-- begin --

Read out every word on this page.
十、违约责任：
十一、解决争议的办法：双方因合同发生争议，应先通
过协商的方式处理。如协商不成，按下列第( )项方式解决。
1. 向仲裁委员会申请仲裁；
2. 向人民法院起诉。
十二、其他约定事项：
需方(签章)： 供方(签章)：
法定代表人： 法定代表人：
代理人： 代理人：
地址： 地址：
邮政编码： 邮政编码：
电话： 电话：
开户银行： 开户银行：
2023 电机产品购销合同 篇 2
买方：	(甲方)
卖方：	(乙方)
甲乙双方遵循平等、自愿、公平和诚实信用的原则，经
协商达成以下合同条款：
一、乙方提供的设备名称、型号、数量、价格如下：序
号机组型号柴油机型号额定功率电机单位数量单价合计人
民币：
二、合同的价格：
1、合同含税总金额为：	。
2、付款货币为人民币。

-- end --

# The problem
Copy down the material exactly as written.

# Output of the task
Read out every word on this page.
十、违约责任：
十一、解决争议的办法：双方因合同发生争议，应先通
过协商的方式处理。如协商不成，按下列第( )项方式解决。
1. 向仲裁委员会申请仲裁；
2. 向人民法院起诉。
十二、其他约定事项：
需方(签章)： 供方(签章)：
法定代表人： 法定代表人：
代理人： 代理人：
地址： 地址：
邮政编码： 邮政编码：
电话： 电话：
开户银行： 开户银行：
2023 电机产品购销合同 篇 2
买方：	(甲方)
卖方：	(乙方)
甲乙双方遵循平等、自愿、公平和诚实信用的原则，经
协商达成以下合同条款：
一、乙方提供的设备名称、型号、数量、价格如下：序
号机组型号柴油机型号额定功率电机单位数量单价合计人
民币：
二、合同的价格：
1、合同含税总金额为：	。
2、付款货币为人民币。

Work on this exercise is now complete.